What is needed =
Set out the data from its first line through the line containing "bar <box>1173 368 1215 442</box>" as a numbered list, leaving out any blank lines.

_ _ _ _

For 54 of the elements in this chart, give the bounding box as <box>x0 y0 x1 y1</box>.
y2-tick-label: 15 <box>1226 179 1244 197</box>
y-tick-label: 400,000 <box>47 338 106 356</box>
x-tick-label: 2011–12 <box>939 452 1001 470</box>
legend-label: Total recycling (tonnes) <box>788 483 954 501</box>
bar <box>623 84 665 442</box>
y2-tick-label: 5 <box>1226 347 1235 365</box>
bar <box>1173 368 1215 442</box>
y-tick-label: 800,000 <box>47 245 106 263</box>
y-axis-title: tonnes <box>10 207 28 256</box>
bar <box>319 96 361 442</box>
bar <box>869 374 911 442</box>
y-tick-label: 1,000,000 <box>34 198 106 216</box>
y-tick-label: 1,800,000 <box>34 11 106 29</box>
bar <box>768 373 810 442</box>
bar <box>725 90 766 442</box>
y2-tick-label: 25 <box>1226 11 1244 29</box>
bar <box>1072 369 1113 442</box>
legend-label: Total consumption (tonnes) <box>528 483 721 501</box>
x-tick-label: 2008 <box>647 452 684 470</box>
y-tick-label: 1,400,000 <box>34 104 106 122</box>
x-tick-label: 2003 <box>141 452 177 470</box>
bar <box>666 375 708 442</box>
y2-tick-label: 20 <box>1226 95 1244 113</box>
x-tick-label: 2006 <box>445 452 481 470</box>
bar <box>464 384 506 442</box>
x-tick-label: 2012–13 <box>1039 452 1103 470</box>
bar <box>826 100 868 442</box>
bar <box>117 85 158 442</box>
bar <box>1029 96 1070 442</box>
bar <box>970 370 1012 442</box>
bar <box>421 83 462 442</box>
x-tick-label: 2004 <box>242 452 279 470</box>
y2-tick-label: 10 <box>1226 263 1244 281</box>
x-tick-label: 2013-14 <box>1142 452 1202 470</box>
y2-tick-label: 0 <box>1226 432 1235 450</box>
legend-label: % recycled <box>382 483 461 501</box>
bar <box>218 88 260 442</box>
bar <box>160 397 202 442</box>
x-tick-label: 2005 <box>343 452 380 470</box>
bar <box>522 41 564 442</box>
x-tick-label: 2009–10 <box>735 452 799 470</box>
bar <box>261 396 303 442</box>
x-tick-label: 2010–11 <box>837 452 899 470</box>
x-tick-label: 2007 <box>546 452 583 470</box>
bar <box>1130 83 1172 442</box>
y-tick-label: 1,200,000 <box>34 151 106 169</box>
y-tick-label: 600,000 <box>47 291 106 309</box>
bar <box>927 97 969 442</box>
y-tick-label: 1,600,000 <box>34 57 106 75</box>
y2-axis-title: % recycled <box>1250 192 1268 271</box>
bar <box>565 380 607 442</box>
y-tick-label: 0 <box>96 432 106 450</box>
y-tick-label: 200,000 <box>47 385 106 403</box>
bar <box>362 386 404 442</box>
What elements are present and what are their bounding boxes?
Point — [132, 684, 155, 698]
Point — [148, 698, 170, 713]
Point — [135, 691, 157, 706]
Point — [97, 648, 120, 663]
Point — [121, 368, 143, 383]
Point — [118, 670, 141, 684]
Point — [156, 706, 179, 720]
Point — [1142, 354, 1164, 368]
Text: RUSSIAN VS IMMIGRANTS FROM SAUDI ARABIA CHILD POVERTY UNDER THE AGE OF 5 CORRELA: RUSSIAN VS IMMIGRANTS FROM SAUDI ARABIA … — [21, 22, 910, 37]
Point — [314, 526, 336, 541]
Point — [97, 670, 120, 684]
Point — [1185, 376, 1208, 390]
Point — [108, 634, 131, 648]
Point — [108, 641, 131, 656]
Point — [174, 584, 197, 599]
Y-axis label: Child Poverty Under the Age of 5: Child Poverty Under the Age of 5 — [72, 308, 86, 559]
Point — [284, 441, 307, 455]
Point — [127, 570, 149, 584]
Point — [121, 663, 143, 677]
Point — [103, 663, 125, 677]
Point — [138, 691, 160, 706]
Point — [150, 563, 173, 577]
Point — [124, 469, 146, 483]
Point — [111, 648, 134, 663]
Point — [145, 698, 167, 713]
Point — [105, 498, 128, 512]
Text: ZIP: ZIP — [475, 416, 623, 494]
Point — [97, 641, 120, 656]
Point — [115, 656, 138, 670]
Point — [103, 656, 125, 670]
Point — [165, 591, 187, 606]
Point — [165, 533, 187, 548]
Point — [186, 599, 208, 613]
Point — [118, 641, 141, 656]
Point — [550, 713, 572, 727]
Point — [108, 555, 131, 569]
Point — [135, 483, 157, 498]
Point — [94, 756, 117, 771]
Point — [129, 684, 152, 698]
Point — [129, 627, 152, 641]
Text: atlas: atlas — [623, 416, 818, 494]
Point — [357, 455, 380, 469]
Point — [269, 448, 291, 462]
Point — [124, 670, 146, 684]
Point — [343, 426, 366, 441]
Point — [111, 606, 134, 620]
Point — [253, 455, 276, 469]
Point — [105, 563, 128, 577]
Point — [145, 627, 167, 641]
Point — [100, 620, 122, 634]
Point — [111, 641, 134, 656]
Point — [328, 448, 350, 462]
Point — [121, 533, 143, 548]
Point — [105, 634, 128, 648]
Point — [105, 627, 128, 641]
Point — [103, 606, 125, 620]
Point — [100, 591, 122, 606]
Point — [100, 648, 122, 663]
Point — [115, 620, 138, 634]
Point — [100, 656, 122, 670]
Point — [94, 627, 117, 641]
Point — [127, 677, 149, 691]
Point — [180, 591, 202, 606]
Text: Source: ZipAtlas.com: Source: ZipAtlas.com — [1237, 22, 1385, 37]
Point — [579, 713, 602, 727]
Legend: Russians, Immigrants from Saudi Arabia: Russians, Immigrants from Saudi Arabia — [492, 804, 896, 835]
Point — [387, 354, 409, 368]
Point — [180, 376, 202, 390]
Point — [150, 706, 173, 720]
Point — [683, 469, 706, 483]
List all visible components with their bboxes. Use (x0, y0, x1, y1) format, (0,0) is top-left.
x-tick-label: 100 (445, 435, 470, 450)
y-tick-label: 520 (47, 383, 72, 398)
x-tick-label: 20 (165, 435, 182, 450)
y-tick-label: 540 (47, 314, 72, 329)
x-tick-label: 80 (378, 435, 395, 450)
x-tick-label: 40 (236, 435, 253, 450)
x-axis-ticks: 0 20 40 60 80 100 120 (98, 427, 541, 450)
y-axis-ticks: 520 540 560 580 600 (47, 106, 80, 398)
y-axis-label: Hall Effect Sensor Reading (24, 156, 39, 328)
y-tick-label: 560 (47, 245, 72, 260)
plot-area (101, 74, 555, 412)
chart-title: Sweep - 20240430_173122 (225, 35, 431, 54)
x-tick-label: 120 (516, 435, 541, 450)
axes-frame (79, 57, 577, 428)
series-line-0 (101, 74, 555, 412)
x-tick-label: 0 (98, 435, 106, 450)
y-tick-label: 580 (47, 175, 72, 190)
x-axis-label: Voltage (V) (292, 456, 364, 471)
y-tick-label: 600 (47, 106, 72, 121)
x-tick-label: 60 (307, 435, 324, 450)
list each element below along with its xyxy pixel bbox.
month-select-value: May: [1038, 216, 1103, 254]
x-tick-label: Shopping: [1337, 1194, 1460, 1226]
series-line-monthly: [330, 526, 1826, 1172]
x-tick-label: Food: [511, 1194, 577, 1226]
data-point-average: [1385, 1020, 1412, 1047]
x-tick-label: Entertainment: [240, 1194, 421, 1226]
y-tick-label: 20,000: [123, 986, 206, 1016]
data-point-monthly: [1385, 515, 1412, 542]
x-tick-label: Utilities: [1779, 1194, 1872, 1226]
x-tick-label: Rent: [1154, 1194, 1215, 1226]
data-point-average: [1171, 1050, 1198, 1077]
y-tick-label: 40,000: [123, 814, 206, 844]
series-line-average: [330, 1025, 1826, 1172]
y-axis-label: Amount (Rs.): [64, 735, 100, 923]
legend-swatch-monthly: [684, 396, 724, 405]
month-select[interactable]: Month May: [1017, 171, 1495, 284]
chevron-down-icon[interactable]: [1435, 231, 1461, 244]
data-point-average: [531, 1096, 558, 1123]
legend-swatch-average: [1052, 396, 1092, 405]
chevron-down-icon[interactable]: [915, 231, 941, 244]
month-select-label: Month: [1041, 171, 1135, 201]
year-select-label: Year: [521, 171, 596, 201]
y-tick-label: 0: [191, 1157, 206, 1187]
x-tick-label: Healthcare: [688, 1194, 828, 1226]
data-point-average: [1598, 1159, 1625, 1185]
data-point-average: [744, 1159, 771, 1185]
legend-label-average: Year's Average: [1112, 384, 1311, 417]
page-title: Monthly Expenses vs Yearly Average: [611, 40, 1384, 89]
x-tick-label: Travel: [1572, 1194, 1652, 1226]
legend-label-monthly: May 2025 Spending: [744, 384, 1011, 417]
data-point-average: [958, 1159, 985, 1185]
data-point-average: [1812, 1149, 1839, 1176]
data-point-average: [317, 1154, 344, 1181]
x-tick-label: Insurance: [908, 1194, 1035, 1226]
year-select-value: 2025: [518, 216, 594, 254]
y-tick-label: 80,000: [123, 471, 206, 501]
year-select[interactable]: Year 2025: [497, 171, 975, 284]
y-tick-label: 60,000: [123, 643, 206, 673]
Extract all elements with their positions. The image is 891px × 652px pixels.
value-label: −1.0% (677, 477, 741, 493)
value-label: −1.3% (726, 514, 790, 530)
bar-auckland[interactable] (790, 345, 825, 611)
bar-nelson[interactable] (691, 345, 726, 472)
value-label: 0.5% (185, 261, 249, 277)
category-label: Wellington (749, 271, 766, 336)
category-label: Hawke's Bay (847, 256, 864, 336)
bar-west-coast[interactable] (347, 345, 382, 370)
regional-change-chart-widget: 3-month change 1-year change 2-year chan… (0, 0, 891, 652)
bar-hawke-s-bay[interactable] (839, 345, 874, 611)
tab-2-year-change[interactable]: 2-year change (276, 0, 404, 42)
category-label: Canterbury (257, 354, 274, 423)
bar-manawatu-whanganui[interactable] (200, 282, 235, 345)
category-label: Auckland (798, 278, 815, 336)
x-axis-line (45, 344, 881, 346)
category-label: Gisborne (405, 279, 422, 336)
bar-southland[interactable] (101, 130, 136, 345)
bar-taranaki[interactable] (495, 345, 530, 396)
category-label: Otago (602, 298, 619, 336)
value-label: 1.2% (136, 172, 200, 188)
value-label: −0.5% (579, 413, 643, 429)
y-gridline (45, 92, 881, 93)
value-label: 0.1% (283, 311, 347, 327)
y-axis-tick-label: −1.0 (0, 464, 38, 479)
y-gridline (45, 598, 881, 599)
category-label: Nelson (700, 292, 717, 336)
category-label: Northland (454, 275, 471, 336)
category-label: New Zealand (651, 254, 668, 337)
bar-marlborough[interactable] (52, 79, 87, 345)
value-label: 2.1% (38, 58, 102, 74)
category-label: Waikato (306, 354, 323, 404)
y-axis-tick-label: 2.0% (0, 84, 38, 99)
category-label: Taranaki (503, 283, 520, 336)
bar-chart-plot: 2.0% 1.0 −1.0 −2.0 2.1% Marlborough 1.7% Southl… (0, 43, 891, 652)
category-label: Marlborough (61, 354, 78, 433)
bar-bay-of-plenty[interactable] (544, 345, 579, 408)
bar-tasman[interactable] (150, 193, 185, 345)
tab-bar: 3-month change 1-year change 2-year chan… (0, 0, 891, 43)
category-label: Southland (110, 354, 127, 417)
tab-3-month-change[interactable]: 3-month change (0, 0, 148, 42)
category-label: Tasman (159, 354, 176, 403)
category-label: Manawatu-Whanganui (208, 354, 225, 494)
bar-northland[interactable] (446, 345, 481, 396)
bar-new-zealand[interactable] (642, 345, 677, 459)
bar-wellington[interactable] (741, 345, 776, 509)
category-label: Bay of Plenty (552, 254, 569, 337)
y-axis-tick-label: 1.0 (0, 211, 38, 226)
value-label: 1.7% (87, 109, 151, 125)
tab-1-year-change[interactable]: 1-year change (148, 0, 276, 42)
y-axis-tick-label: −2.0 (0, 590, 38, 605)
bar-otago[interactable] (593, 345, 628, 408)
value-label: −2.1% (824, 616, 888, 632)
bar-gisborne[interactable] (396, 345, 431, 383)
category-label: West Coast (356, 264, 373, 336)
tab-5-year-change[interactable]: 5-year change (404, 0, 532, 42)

_ _ _ _

Result for this exercise =
1. For 54 of the elements in this chart, give the bounding box as <box>x0 y0 x1 y1</box>.
2. y2-tick-label: 15 <box>1226 179 1244 197</box>
3. y-tick-label: 400,000 <box>47 338 106 356</box>
4. x-tick-label: 2011–12 <box>939 452 1001 470</box>
5. legend-label: Total recycling (tonnes) <box>788 483 954 501</box>
6. bar <box>623 84 665 442</box>
7. y2-tick-label: 5 <box>1226 347 1235 365</box>
8. bar <box>1173 368 1215 442</box>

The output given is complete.